Aim:
Retype the data that follows line by line, exactly, and leave its pictures out.
>> START Material to process
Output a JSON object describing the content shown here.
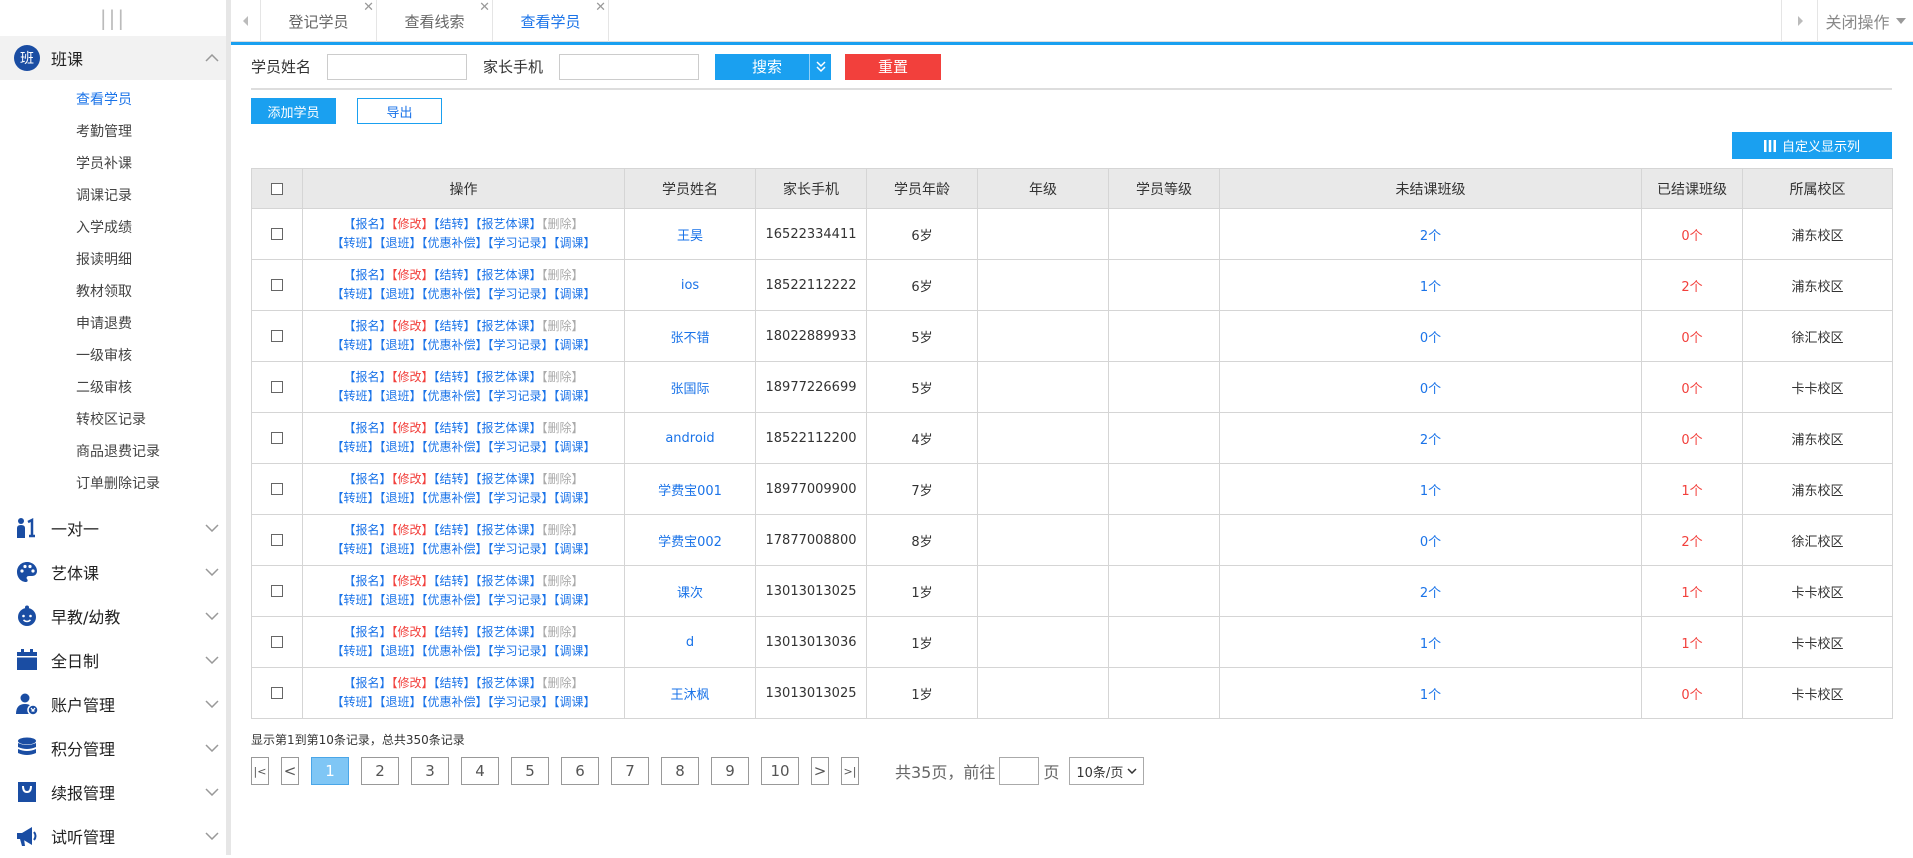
{
  "sidebar": {
    "toggle": "|||",
    "open_group": {
      "label": "班课",
      "icon_char": "班"
    },
    "sub_items": [
      "查看学员",
      "考勤管理",
      "学员补课",
      "调课记录",
      "入学成绩",
      "报读明细",
      "教材领取",
      "申请退费",
      "一级审核",
      "二级审核",
      "转校区记录",
      "商品退费记录",
      "订单删除记录"
    ],
    "groups": [
      {
        "label": "一对一",
        "icon": "one-on-one-icon"
      },
      {
        "label": "艺体课",
        "icon": "palette-icon"
      },
      {
        "label": "早教/幼教",
        "icon": "baby-face-icon"
      },
      {
        "label": "全日制",
        "icon": "calendar-icon"
      },
      {
        "label": "账户管理",
        "icon": "user-account-icon"
      },
      {
        "label": "积分管理",
        "icon": "database-icon"
      },
      {
        "label": "续报管理",
        "icon": "bag-icon"
      },
      {
        "label": "试听管理",
        "icon": "megaphone-icon"
      }
    ]
  },
  "tabs": [
    {
      "label": "登记学员"
    },
    {
      "label": "查看线索"
    },
    {
      "label": "查看学员"
    }
  ],
  "close_all": "关闭操作",
  "filter": {
    "name_label": "学员姓名",
    "phone_label": "家长手机",
    "search": "搜索",
    "reset": "重置"
  },
  "actions": {
    "add": "添加学员",
    "export": "导出",
    "custom_columns": "自定义显示列"
  },
  "table": {
    "headers": [
      "操作",
      "学员姓名",
      "家长手机",
      "学员年龄",
      "年级",
      "学员等级",
      "未结课班级",
      "已结课班级",
      "所属校区"
    ],
    "ops_line1": [
      "【报名】",
      "【修改】",
      "【结转】",
      "【报艺体课】",
      "【删除】"
    ],
    "ops_line2": [
      "【转班】",
      "【退班】",
      "【优惠补偿】",
      "【学习记录】",
      "【调课】"
    ],
    "rows": [
      {
        "name": "王昊",
        "phone": "16522334411",
        "age": "6岁",
        "grade": "",
        "level": "",
        "open": "2个",
        "closed": "0个",
        "campus": "浦东校区"
      },
      {
        "name": "ios",
        "phone": "18522112222",
        "age": "6岁",
        "grade": "",
        "level": "",
        "open": "1个",
        "closed": "2个",
        "campus": "浦东校区"
      },
      {
        "name": "张不错",
        "phone": "18022889933",
        "age": "5岁",
        "grade": "",
        "level": "",
        "open": "0个",
        "closed": "0个",
        "campus": "徐汇校区"
      },
      {
        "name": "张国际",
        "phone": "18977226699",
        "age": "5岁",
        "grade": "",
        "level": "",
        "open": "0个",
        "closed": "0个",
        "campus": "卡卡校区"
      },
      {
        "name": "android",
        "phone": "18522112200",
        "age": "4岁",
        "grade": "",
        "level": "",
        "open": "2个",
        "closed": "0个",
        "campus": "浦东校区"
      },
      {
        "name": "学费宝001",
        "phone": "18977009900",
        "age": "7岁",
        "grade": "",
        "level": "",
        "open": "1个",
        "closed": "1个",
        "campus": "浦东校区"
      },
      {
        "name": "学费宝002",
        "phone": "17877008800",
        "age": "8岁",
        "grade": "",
        "level": "",
        "open": "0个",
        "closed": "2个",
        "campus": "徐汇校区"
      },
      {
        "name": "课次",
        "phone": "13013013025",
        "age": "1岁",
        "grade": "",
        "level": "",
        "open": "2个",
        "closed": "1个",
        "campus": "卡卡校区"
      },
      {
        "name": "d",
        "phone": "13013013036",
        "age": "1岁",
        "grade": "",
        "level": "",
        "open": "1个",
        "closed": "1个",
        "campus": "卡卡校区"
      },
      {
        "name": "王沐枫",
        "phone": "13013013025",
        "age": "1岁",
        "grade": "",
        "level": "",
        "open": "1个",
        "closed": "0个",
        "campus": "卡卡校区"
      }
    ]
  },
  "pagination": {
    "summary": "显示第1到第10条记录，总共350条记录",
    "first": "|<",
    "prev": "<",
    "next": ">",
    "last": ">|",
    "pages": [
      "1",
      "2",
      "3",
      "4",
      "5",
      "6",
      "7",
      "8",
      "9",
      "10"
    ],
    "current": "1",
    "total_text": "共35页，前往",
    "page_unit": "页",
    "page_size": "10条/页"
  },
  "colors": {
    "accent": "#1aa0f0",
    "danger": "#f2403c",
    "link": "#1a73e8"
  }
}
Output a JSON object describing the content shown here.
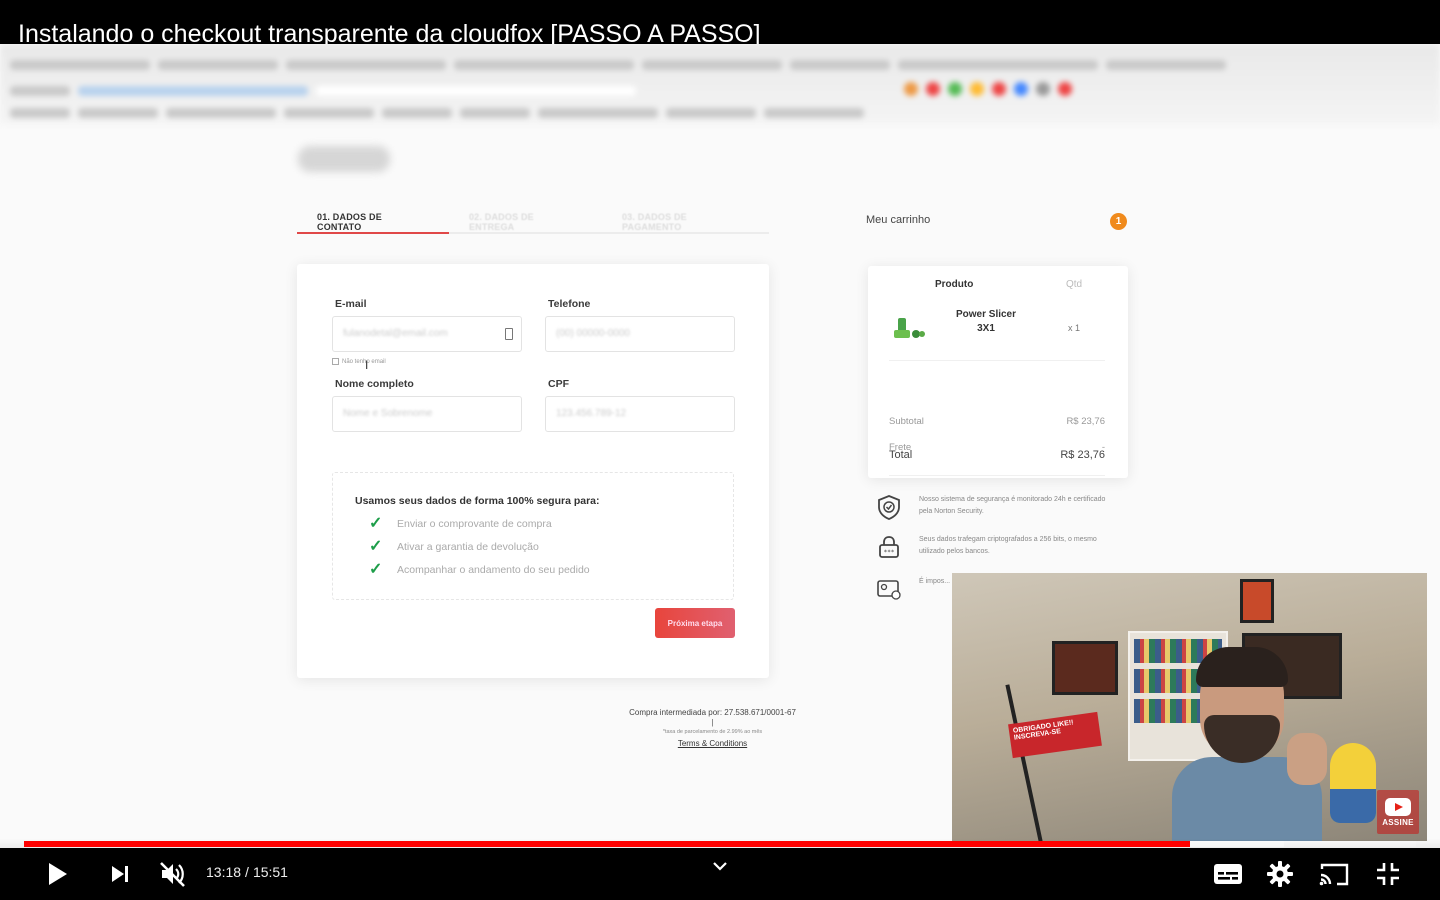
{
  "video": {
    "title": "Instalando o checkout transparente da cloudfox [PASSO A PASSO]",
    "current_time": "13:18",
    "duration": "15:51",
    "time_separator": "/",
    "progress_fraction": 0.838,
    "buffered_fraction": 0.905
  },
  "checkout": {
    "tabs": [
      {
        "label": "01. DADOS DE CONTATO",
        "active": true
      },
      {
        "label": "02. DADOS DE ENTREGA",
        "active": false
      },
      {
        "label": "03. DADOS DE PAGAMENTO",
        "active": false
      }
    ],
    "fields": {
      "email": {
        "label": "E-mail",
        "placeholder": "fulanodetal@email.com"
      },
      "phone": {
        "label": "Telefone",
        "placeholder": "(00) 00000-0000"
      },
      "name": {
        "label": "Nome completo",
        "placeholder": "Nome e Sobrenome"
      },
      "cpf": {
        "label": "CPF",
        "placeholder": "123.456.789-12"
      }
    },
    "no_email_label": "Não tenho email",
    "secure": {
      "title": "Usamos seus dados de forma 100% segura para:",
      "items": [
        "Enviar o comprovante de compra",
        "Ativar a garantia de devolução",
        "Acompanhar o andamento do seu pedido"
      ]
    },
    "next_button": "Próxima etapa",
    "footer": {
      "intermediated": "Compra intermediada por: 27.538.671/0001-67",
      "separator": "|",
      "installments_note": "*taxa de parcelamento de 2.99% ao mês",
      "terms": "Terms & Conditions"
    }
  },
  "cart": {
    "title": "Meu carrinho",
    "badge": "1",
    "head_product": "Produto",
    "head_qty": "Qtd",
    "product_name": "Power Slicer 3X1",
    "product_qty": "x 1",
    "subtotal_label": "Subtotal",
    "subtotal_value": "R$ 23,76",
    "shipping_label": "Frete",
    "shipping_value": "-",
    "total_label": "Total",
    "total_value": "R$ 23,76"
  },
  "trust": [
    {
      "icon": "shield-check-icon",
      "text": "Nosso sistema de segurança é monitorado 24h e certificado pela Norton Security."
    },
    {
      "icon": "lock-icon",
      "text": "Seus dados trafegam criptografados a 256 bits, o mesmo utilizado pelos bancos."
    },
    {
      "icon": "id-card-icon",
      "text": "É impos... nenhum... sistema..."
    }
  ],
  "webcam": {
    "sign_text": "OBRIGADO LIKE!! INSCREVA-SE",
    "subscribe_label": "ASSINE"
  },
  "colors": {
    "progress": "#ff0000",
    "tab_active": "#e04848",
    "cart_badge": "#f08a1c",
    "check": "#1e9e4a",
    "next_button": "#e8453c"
  }
}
>> END Material to process
Result:
Output a JSON object describing the content shown here.
{
  "sidebar": {
    "toggle": "|||",
    "open_group": {
      "label": "班课",
      "icon_char": "班"
    },
    "sub_items": [
      "查看学员",
      "考勤管理",
      "学员补课",
      "调课记录",
      "入学成绩",
      "报读明细",
      "教材领取",
      "申请退费",
      "一级审核",
      "二级审核",
      "转校区记录",
      "商品退费记录",
      "订单删除记录"
    ],
    "groups": [
      {
        "label": "一对一",
        "icon": "one-on-one-icon"
      },
      {
        "label": "艺体课",
        "icon": "palette-icon"
      },
      {
        "label": "早教/幼教",
        "icon": "baby-face-icon"
      },
      {
        "label": "全日制",
        "icon": "calendar-icon"
      },
      {
        "label": "账户管理",
        "icon": "user-account-icon"
      },
      {
        "label": "积分管理",
        "icon": "database-icon"
      },
      {
        "label": "续报管理",
        "icon": "bag-icon"
      },
      {
        "label": "试听管理",
        "icon": "megaphone-icon"
      }
    ]
  },
  "tabs": [
    {
      "label": "登记学员"
    },
    {
      "label": "查看线索"
    },
    {
      "label": "查看学员"
    }
  ],
  "close_all": "关闭操作",
  "filter": {
    "name_label": "学员姓名",
    "phone_label": "家长手机",
    "search": "搜索",
    "reset": "重置"
  },
  "actions": {
    "add": "添加学员",
    "export": "导出",
    "custom_columns": "自定义显示列"
  },
  "table": {
    "headers": [
      "操作",
      "学员姓名",
      "家长手机",
      "学员年龄",
      "年级",
      "学员等级",
      "未结课班级",
      "已结课班级",
      "所属校区"
    ],
    "ops_line1": [
      "【报名】",
      "【修改】",
      "【结转】",
      "【报艺体课】",
      "【删除】"
    ],
    "ops_line2": [
      "【转班】",
      "【退班】",
      "【优惠补偿】",
      "【学习记录】",
      "【调课】"
    ],
    "rows": [
      {
        "name": "王昊",
        "phone": "16522334411",
        "age": "6岁",
        "grade": "",
        "level": "",
        "open": "2个",
        "closed": "0个",
        "campus": "浦东校区"
      },
      {
        "name": "ios",
        "phone": "18522112222",
        "age": "6岁",
        "grade": "",
        "level": "",
        "open": "1个",
        "closed": "2个",
        "campus": "浦东校区"
      },
      {
        "name": "张不错",
        "phone": "18022889933",
        "age": "5岁",
        "grade": "",
        "level": "",
        "open": "0个",
        "closed": "0个",
        "campus": "徐汇校区"
      },
      {
        "name": "张国际",
        "phone": "18977226699",
        "age": "5岁",
        "grade": "",
        "level": "",
        "open": "0个",
        "closed": "0个",
        "campus": "卡卡校区"
      },
      {
        "name": "android",
        "phone": "18522112200",
        "age": "4岁",
        "grade": "",
        "level": "",
        "open": "2个",
        "closed": "0个",
        "campus": "浦东校区"
      },
      {
        "name": "学费宝001",
        "phone": "18977009900",
        "age": "7岁",
        "grade": "",
        "level": "",
        "open": "1个",
        "closed": "1个",
        "campus": "浦东校区"
      },
      {
        "name": "学费宝002",
        "phone": "17877008800",
        "age": "8岁",
        "grade": "",
        "level": "",
        "open": "0个",
        "closed": "2个",
        "campus": "徐汇校区"
      },
      {
        "name": "课次",
        "phone": "13013013025",
        "age": "1岁",
        "grade": "",
        "level": "",
        "open": "2个",
        "closed": "1个",
        "campus": "卡卡校区"
      },
      {
        "name": "d",
        "phone": "13013013036",
        "age": "1岁",
        "grade": "",
        "level": "",
        "open": "1个",
        "closed": "1个",
        "campus": "卡卡校区"
      },
      {
        "name": "王沐枫",
        "phone": "13013013025",
        "age": "1岁",
        "grade": "",
        "level": "",
        "open": "1个",
        "closed": "0个",
        "campus": "卡卡校区"
      }
    ]
  },
  "pagination": {
    "summary": "显示第1到第10条记录，总共350条记录",
    "first": "|<",
    "prev": "<",
    "next": ">",
    "last": ">|",
    "pages": [
      "1",
      "2",
      "3",
      "4",
      "5",
      "6",
      "7",
      "8",
      "9",
      "10"
    ],
    "current": "1",
    "total_text": "共35页，前往",
    "page_unit": "页",
    "page_size": "10条/页"
  },
  "colors": {
    "accent": "#1aa0f0",
    "danger": "#f2403c",
    "link": "#1a73e8"
  }
}
Output a JSON object describing the content shown here.
{
  "video": {
    "title": "Instalando o checkout transparente da cloudfox [PASSO A PASSO]",
    "current_time": "13:18",
    "duration": "15:51",
    "time_separator": "/",
    "progress_fraction": 0.838,
    "buffered_fraction": 0.905
  },
  "checkout": {
    "tabs": [
      {
        "label": "01. DADOS DE CONTATO",
        "active": true
      },
      {
        "label": "02. DADOS DE ENTREGA",
        "active": false
      },
      {
        "label": "03. DADOS DE PAGAMENTO",
        "active": false
      }
    ],
    "fields": {
      "email": {
        "label": "E-mail",
        "placeholder": "fulanodetal@email.com"
      },
      "phone": {
        "label": "Telefone",
        "placeholder": "(00) 00000-0000"
      },
      "name": {
        "label": "Nome completo",
        "placeholder": "Nome e Sobrenome"
      },
      "cpf": {
        "label": "CPF",
        "placeholder": "123.456.789-12"
      }
    },
    "no_email_label": "Não tenho email",
    "secure": {
      "title": "Usamos seus dados de forma 100% segura para:",
      "items": [
        "Enviar o comprovante de compra",
        "Ativar a garantia de devolução",
        "Acompanhar o andamento do seu pedido"
      ]
    },
    "next_button": "Próxima etapa",
    "footer": {
      "intermediated": "Compra intermediada por: 27.538.671/0001-67",
      "separator": "|",
      "installments_note": "*taxa de parcelamento de 2.99% ao mês",
      "terms": "Terms & Conditions"
    }
  },
  "cart": {
    "title": "Meu carrinho",
    "badge": "1",
    "head_product": "Produto",
    "head_qty": "Qtd",
    "product_name": "Power Slicer 3X1",
    "product_qty": "x 1",
    "subtotal_label": "Subtotal",
    "subtotal_value": "R$ 23,76",
    "shipping_label": "Frete",
    "shipping_value": "-",
    "total_label": "Total",
    "total_value": "R$ 23,76"
  },
  "trust": [
    {
      "icon": "shield-check-icon",
      "text": "Nosso sistema de segurança é monitorado 24h e certificado pela Norton Security."
    },
    {
      "icon": "lock-icon",
      "text": "Seus dados trafegam criptografados a 256 bits, o mesmo utilizado pelos bancos."
    },
    {
      "icon": "id-card-icon",
      "text": "É impos... nenhum... sistema..."
    }
  ],
  "webcam": {
    "sign_text": "OBRIGADO LIKE!! INSCREVA-SE",
    "subscribe_label": "ASSINE"
  },
  "colors": {
    "progress": "#ff0000",
    "tab_active": "#e04848",
    "cart_badge": "#f08a1c",
    "check": "#1e9e4a",
    "next_button": "#e8453c"
  }
}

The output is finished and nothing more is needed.